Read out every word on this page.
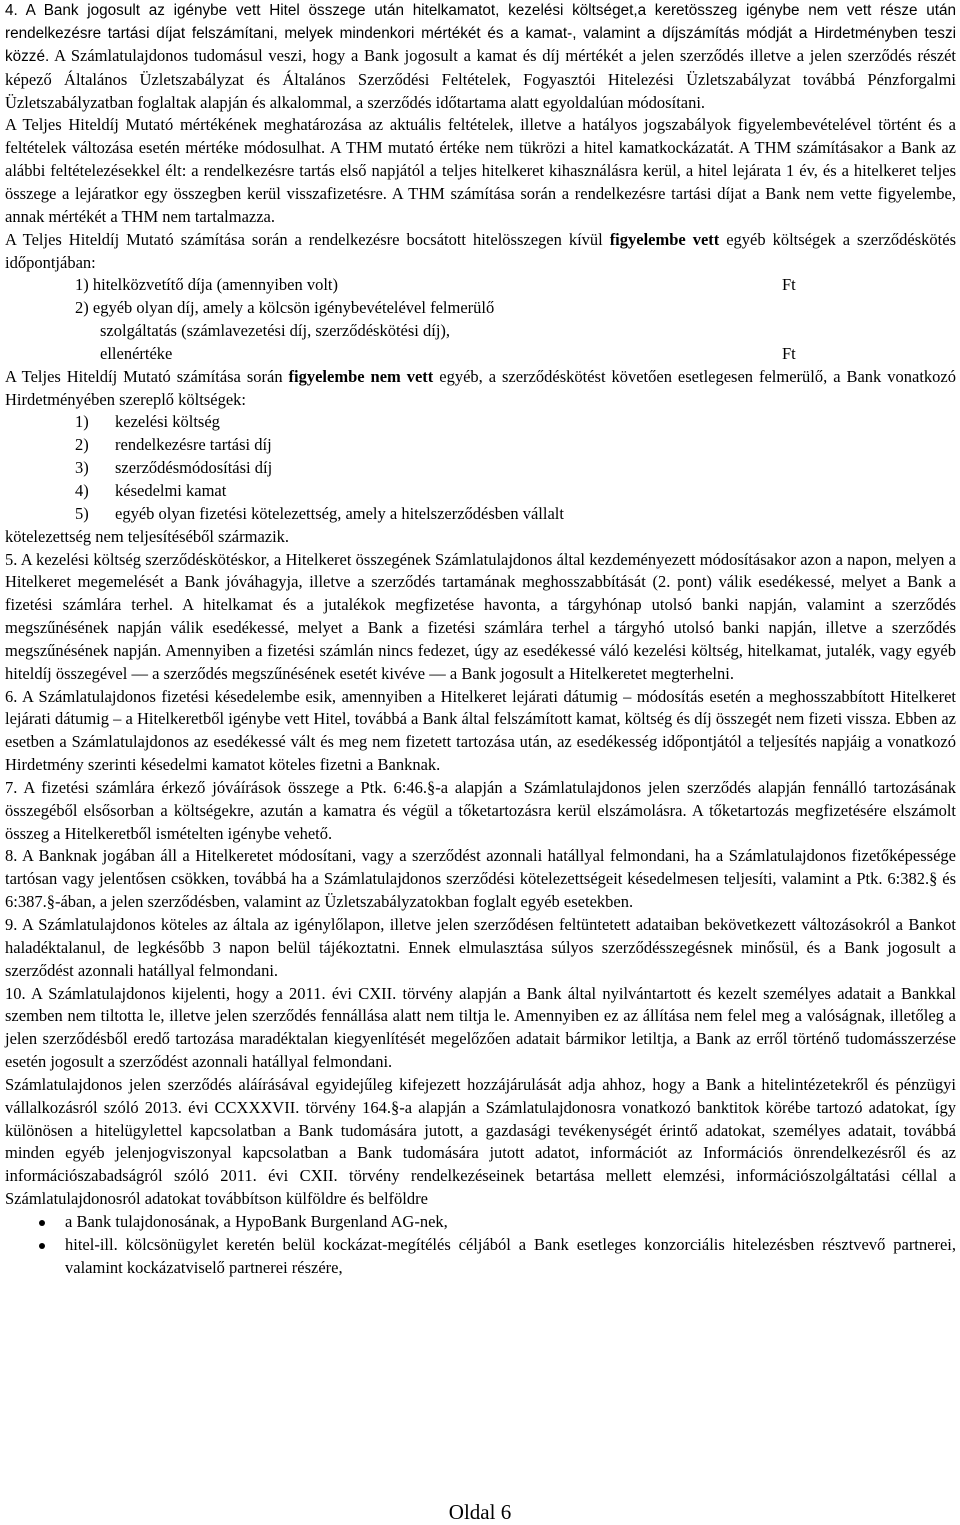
4. A Bank jogosult az igénybe vett Hitel összege után hitelkamatot, kezelési költséget,a keretösszeg igénybe nem vett része után rendelkezésre tartási díjat felszámítani, melyek mindenkori mértékét és a kamat-, valamint a díjszámítás módját a Hirdetményben teszi közzé. A Számlatulajdonos tudomásul veszi, hogy a Bank jogosult a kamat és díj mértékét a jelen szerződés illetve a jelen szerződés részét képező Általános Üzletszabályzat és Általános Szerződési Feltételek, Fogyasztói Hitelezési Üzletszabályzat továbbá Pénzforgalmi Üzletszabályzatban foglaltak alapján és alkalommal, a szerződés időtartama alatt egyoldalúan módosítani.

A Teljes Hiteldíj Mutató mértékének meghatározása az aktuális feltételek, illetve a hatályos jogszabályok figyelembevételével történt és a feltételek változása esetén mértéke módosulhat. A THM mutató értéke nem tükrözi a hitel kamatkockázatát. A THM számításakor a Bank az alábbi feltételezésekkel élt: a rendelkezésre tartás első napjától a teljes hitelkeret kihasználásra kerül, a hitel lejárata 1 év, és a hitelkeret teljes összege a lejáratkor egy összegben kerül visszafizetésre. A THM számítása során a rendelkezésre tartási díjat a Bank nem vette figyelembe, annak mértékét a THM nem tartalmazza.

A Teljes Hiteldíj Mutató számítása során a rendelkezésre bocsátott hitelösszegen kívül figyelembe vett egyéb költségek a szerződéskötés időpontjában:

1) hitelközvetítő díja (amennyiben volt)	Ft
2) egyéb olyan díj, amely a kölcsön igénybevételével felmerülő
szolgáltatás (számlavezetési díj, szerződéskötési díj),
ellenértéke	Ft

A Teljes Hiteldíj Mutató számítása során figyelembe nem vett egyéb, a szerződéskötést követően esetlegesen felmerülő, a Bank vonatkozó Hirdetményében szereplő költségek:

1) kezelési költség
2) rendelkezésre tartási díj
3) szerződésmódosítási díj
4) késedelmi kamat
5) egyéb olyan fizetési kötelezettség, amely a hitelszerződésben vállalt

kötelezettség nem teljesítéséből származik.

5. A kezelési költség szerződéskötéskor, a Hitelkeret összegének Számlatulajdonos által kezdeményezett módosításakor azon a napon, melyen a Hitelkeret megemelését a Bank jóváhagyja, illetve a szerződés tartamának meghosszabbítását (2. pont) válik esedékessé, melyet a Bank a fizetési számlára terhel. A hitelkamat és a jutalékok megfizetése havonta, a tárgyhónap utolsó banki napján, valamint a szerződés megszűnésének napján válik esedékessé, melyet a Bank a fizetési számlára terhel a tárgyhó utolsó banki napján, illetve a szerződés megszűnésének napján. Amennyiben a fizetési számlán nincs fedezet, úgy az esedékessé váló kezelési költség, hitelkamat, jutalék, vagy egyéb hiteldíj összegével — a szerződés megszűnésének esetét kivéve — a Bank jogosult a Hitelkeretet megterhelni.

6. A Számlatulajdonos fizetési késedelembe esik, amennyiben a Hitelkeret lejárati dátumig – módosítás esetén a meghosszabbított Hitelkeret lejárati dátumig – a Hitelkeretből igénybe vett Hitel, továbbá a Bank által felszámított kamat, költség és díj összegét nem fizeti vissza. Ebben az esetben a Számlatulajdonos az esedékessé vált és meg nem fizetett tartozása után, az esedékesség időpontjától a teljesítés napjáig a vonatkozó Hirdetmény szerinti késedelmi kamatot köteles fizetni a Banknak.

7. A fizetési számlára érkező jóváírások összege a Ptk. 6:46.§-a alapján a Számlatulajdonos jelen szerződés alapján fennálló tartozásának összegéből elsősorban a költségekre, azután a kamatra és végül a tőketartozásra kerül elszámolásra. A tőketartozás megfizetésére elszámolt összeg a Hitelkeretből ismételten igénybe vehető.

8. A Banknak jogában áll a Hitelkeretet módosítani, vagy a szerződést azonnali hatállyal felmondani, ha a Számlatulajdonos fizetőképessége tartósan vagy jelentősen csökken, továbbá ha a Számlatulajdonos szerződési kötelezettségeit késedelmesen teljesíti, valamint a Ptk. 6:382.§ és 6:387.§-ában, a jelen szerződésben, valamint az Üzletszabályzatokban foglalt egyéb esetekben.

9. A Számlatulajdonos köteles az általa az igénylőlapon, illetve jelen szerződésen feltüntetett adataiban bekövetkezett változásokról a Bankot haladéktalanul, de legkésőbb 3 napon belül tájékoztatni. Ennek elmulasztása súlyos szerződésszegésnek minősül, és a Bank jogosult a szerződést azonnali hatállyal felmondani.

10. A Számlatulajdonos kijelenti, hogy a 2011. évi CXII. törvény alapján a Bank által nyilvántartott és kezelt személyes adatait a Bankkal szemben nem tiltotta le, illetve jelen szerződés fennállása alatt nem tiltja le. Amennyiben ez az állítása nem felel meg a valóságnak, illetőleg a jelen szerződésből eredő tartozása maradéktalan kiegyenlítését megelőzően adatait bármikor letiltja, a Bank az erről történő tudomásszerzése esetén jogosult a szerződést azonnali hatállyal felmondani.

Számlatulajdonos jelen szerződés aláírásával egyidejűleg kifejezett hozzájárulását adja ahhoz, hogy a Bank a hitelintézetekről és pénzügyi vállalkozásról szóló 2013. évi CCXXXVII. törvény 164.§-a alapján a Számlatulajdonosra vonatkozó banktitok körébe tartozó adatokat, így különösen a hitelügylettel kapcsolatban a Bank tudomására jutott, a gazdasági tevékenységét érintő adatokat, személyes adatait, továbbá minden egyéb jelenjogviszonyal kapcsolatban a Bank tudomására jutott adatot, információt az Információs önrendelkezésről és az információszabadságról szóló 2011. évi CXII. törvény rendelkezéseinek betartása mellett elemzési, információszolgáltatási céllal a Számlatulajdonosról adatokat továbbítson külföldre és belföldre

a Bank tulajdonosának, a HypoBank Burgenland AG-nek,
hitel-ill. kölcsönügylet keretén belül kockázat-megítélés céljából a Bank esetleges konzorciális hitelezésben résztvevő partnerei, valamint kockázatviselő partnerei részére,
Oldal 6
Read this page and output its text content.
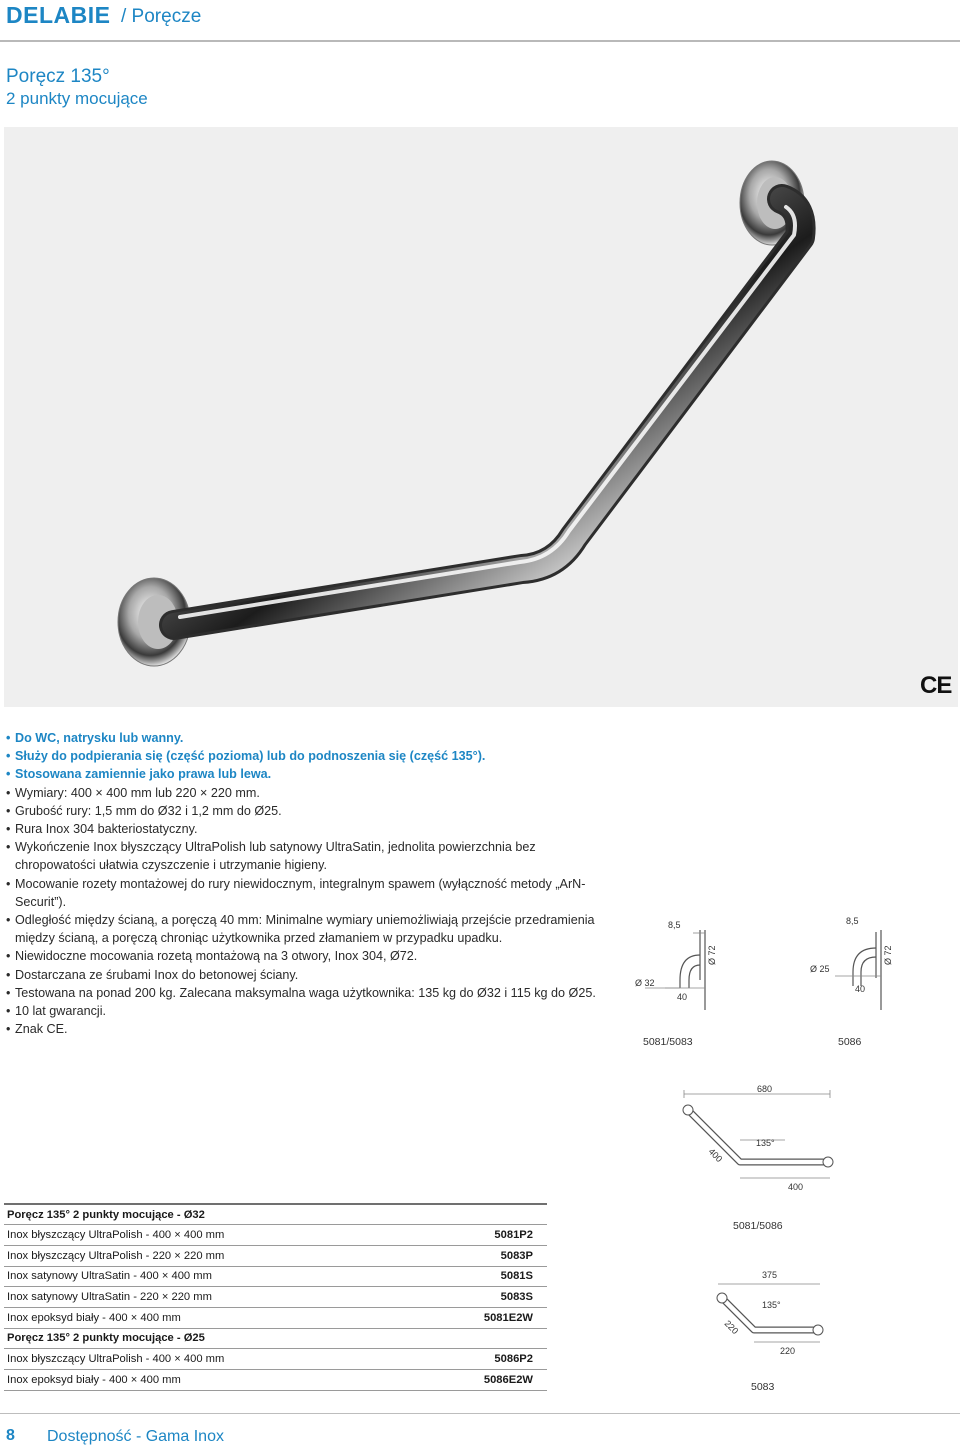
DELABIE / Poręcze
Poręcz 135°
2 punkty mocujące
CE
• Do WC, natrysku lub wanny.
• Służy do podpierania się (część pozioma) lub do podnoszenia się (część 135°).
• Stosowana zamiennie jako prawa lub lewa.
• Wymiary: 400 × 400 mm lub 220 × 220 mm.
• Grubość rury: 1,5 mm do Ø32 i 1,2 mm do Ø25.
• Rura Inox 304 bakteriostatyczny.
• Wykończenie Inox błyszczący UltraPolish lub satynowy UltraSatin, jednolita powierzchnia bez chropowatości ułatwia czyszczenie i utrzymanie higieny.
• Mocowanie rozety montażowej do rury niewidocznym, integralnym spawem (wyłączność metody „ArN-Securit”).
• Odległość między ścianą, a poręczą 40 mm: Minimalne wymiary uniemożliwiają przejście przedramienia między ścianą, a poręczą chroniąc użytkownika przed złamaniem w przypadku upadku.
• Niewidoczne mocowania rozetą montażową na 3 otwory, Inox 304, Ø72.
• Dostarczana ze śrubami Inox do betonowej ściany.
• Testowana na ponad 200 kg. Zalecana maksymalna waga użytkownika: 135 kg do Ø32 i 115 kg do Ø25.
• 10 lat gwarancji.
• Znak CE.
8,5
Ø 32
40
Ø 72
5081/5083
8,5
Ø 25
40
Ø 72
5086
680
400
135°
400
5081/5086
375
135°
220
220
5083
Poręcz 135° 2 punkty mocujące - Ø32	
Inox błyszczący UltraPolish - 400 × 400 mm	5081P2
Inox błyszczący UltraPolish - 220 × 220 mm	5083P
Inox satynowy UltraSatin - 400 × 400 mm	5081S
Inox satynowy UltraSatin - 220 × 220 mm	5083S
Inox epoksyd biały - 400 × 400 mm	5081E2W
Poręcz 135° 2 punkty mocujące - Ø25	
Inox błyszczący UltraPolish - 400 × 400 mm	5086P2
Inox epoksyd biały - 400 × 400 mm	5086E2W
8 Dostępność - Gama Inox
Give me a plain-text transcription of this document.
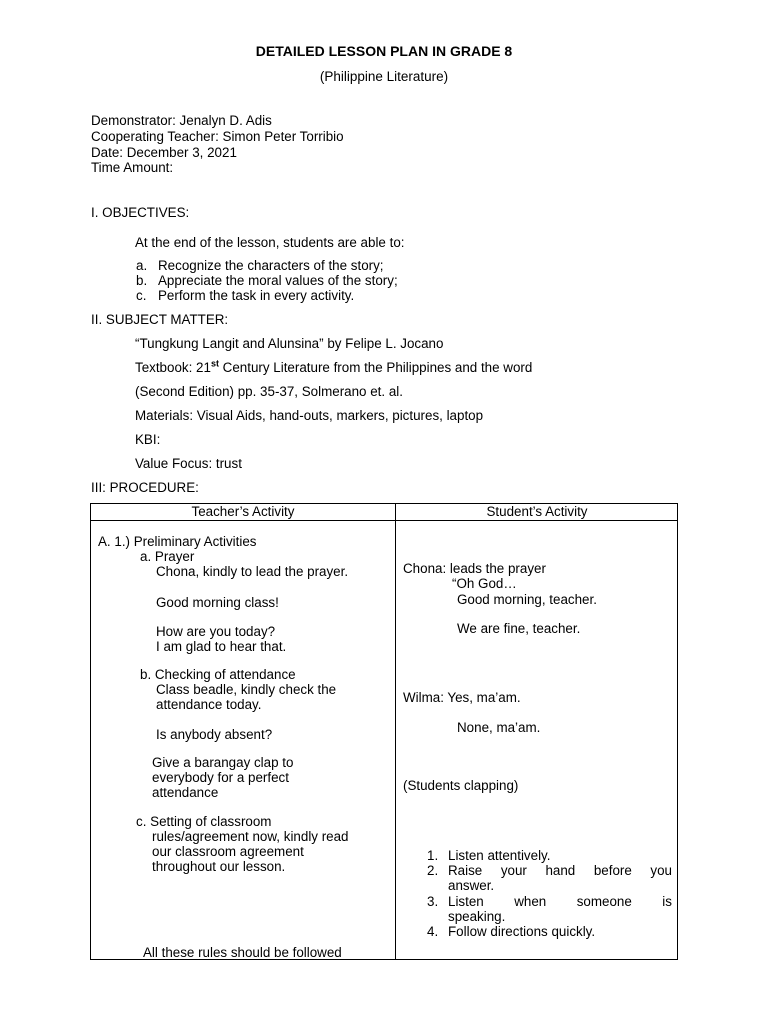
DETAILED LESSON PLAN IN GRADE 8
(Philippine Literature)
Demonstrator: Jenalyn D. Adis
Cooperating Teacher: Simon Peter Torribio
Date: December 3, 2021
Time Amount:
I. OBJECTIVES:
At the end of the lesson, students are able to:
a. Recognize the characters of the story;
b. Appreciate the moral values of the story;
c. Perform the task in every activity.
II. SUBJECT MATTER:
“Tungkung Langit and Alunsina” by Felipe L. Jocano
Textbook: 21st Century Literature from the Philippines and the word
(Second Edition) pp. 35-37, Solmerano et. al.
Materials: Visual Aids, hand-outs, markers, pictures, laptop
KBI:
Value Focus: trust
III: PROCEDURE:
Teacher’s Activity	Student’s Activity
A. 1.) Preliminary Activities
a. Prayer
Chona, kindly to lead the prayer.
Good morning class!
How are you today?
I am glad to hear that.
b. Checking of attendance
Class beadle, kindly check the
attendance today.
Is anybody absent?
Give a barangay clap to
everybody for a perfect
attendance
c. Setting of classroom
rules/agreement now, kindly read
our classroom agreement
throughout our lesson.
All these rules should be followed
Chona: leads the prayer
“Oh God…
Good morning, teacher.
We are fine, teacher.
Wilma: Yes, ma’am.
None, ma’am.
(Students clapping)
1. Listen attentively.
2. Raise your hand before you
answer.
3. Listen when someone is
speaking.
4. Follow directions quickly.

------------------------------------------------

• [Brief] Within the listing above, work out how many lines contain the string "Good", and reply with that number only.

• [Solution to the problem] 2